#### [DIRECTION]
Leaving the pictures aside, transcribe every line below exactly.

────────────────────────────────────────

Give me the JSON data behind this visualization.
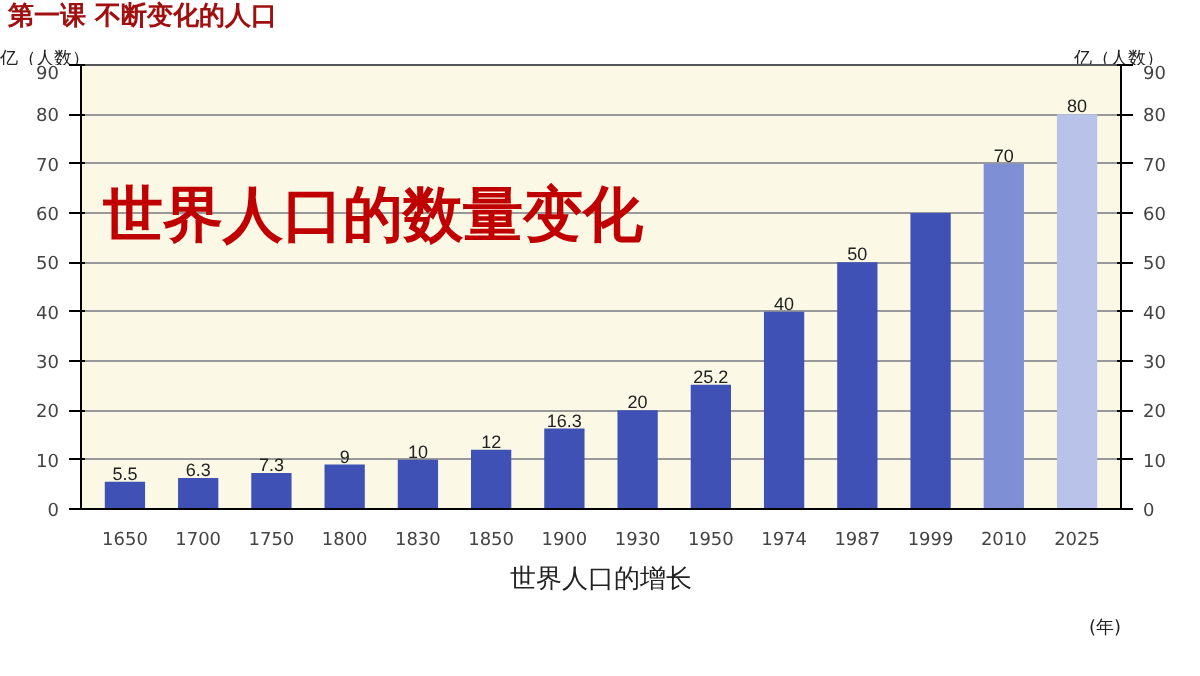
{
  "chart_data": {
    "type": "bar",
    "title": "第一课 不断变化的人口",
    "subtitle": "世界人口的数量变化",
    "categories": [
      "1650",
      "1700",
      "1750",
      "1800",
      "1830",
      "1850",
      "1900",
      "1930",
      "1950",
      "1974",
      "1987",
      "1999",
      "2010",
      "2025"
    ],
    "values": [
      5.5,
      6.3,
      7.3,
      9,
      10,
      12,
      16.3,
      20,
      25.2,
      40,
      50,
      60,
      70,
      80
    ],
    "value_labels": [
      "5.5",
      "6.3",
      "7.3",
      "9",
      "10",
      "12",
      "16.3",
      "20",
      "25.2",
      "40",
      "50",
      null,
      "70",
      "80"
    ],
    "colors": [
      "#3f51b5",
      "#3f51b5",
      "#3f51b5",
      "#3f51b5",
      "#3f51b5",
      "#3f51b5",
      "#3f51b5",
      "#3f51b5",
      "#3f51b5",
      "#3f51b5",
      "#3f51b5",
      "#3f51b5",
      "#7f8fd6",
      "#b9c3ea"
    ],
    "ylabel": "亿（人数）",
    "y2label": "亿（人数）",
    "xlabel": "(年)",
    "ylim": [
      0,
      90
    ],
    "yticks": [
      0,
      10,
      20,
      30,
      40,
      50,
      60,
      70,
      80,
      90
    ],
    "y2lim": [
      0,
      90
    ],
    "y2ticks": [
      0,
      10,
      20,
      30,
      40,
      50,
      60,
      70,
      80,
      90
    ],
    "grid": "y",
    "annotations": [
      "世界人口的增长"
    ]
  }
}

────────────────────────────────────────

#### [RESULT FOR THIS EXERCISE]
Give me the JSON data behind this visualization.
{
  "chart_data": {
    "type": "bar",
    "title": "第一课 不断变化的人口",
    "subtitle": "世界人口的数量变化",
    "categories": [
      "1650",
      "1700",
      "1750",
      "1800",
      "1830",
      "1850",
      "1900",
      "1930",
      "1950",
      "1974",
      "1987",
      "1999",
      "2010",
      "2025"
    ],
    "values": [
      5.5,
      6.3,
      7.3,
      9,
      10,
      12,
      16.3,
      20,
      25.2,
      40,
      50,
      60,
      70,
      80
    ],
    "value_labels": [
      "5.5",
      "6.3",
      "7.3",
      "9",
      "10",
      "12",
      "16.3",
      "20",
      "25.2",
      "40",
      "50",
      null,
      "70",
      "80"
    ],
    "colors": [
      "#3f51b5",
      "#3f51b5",
      "#3f51b5",
      "#3f51b5",
      "#3f51b5",
      "#3f51b5",
      "#3f51b5",
      "#3f51b5",
      "#3f51b5",
      "#3f51b5",
      "#3f51b5",
      "#3f51b5",
      "#7f8fd6",
      "#b9c3ea"
    ],
    "ylabel": "亿（人数）",
    "y2label": "亿（人数）",
    "xlabel": "(年)",
    "ylim": [
      0,
      90
    ],
    "yticks": [
      0,
      10,
      20,
      30,
      40,
      50,
      60,
      70,
      80,
      90
    ],
    "y2lim": [
      0,
      90
    ],
    "y2ticks": [
      0,
      10,
      20,
      30,
      40,
      50,
      60,
      70,
      80,
      90
    ],
    "grid": "y",
    "annotations": [
      "世界人口的增长"
    ]
  }
}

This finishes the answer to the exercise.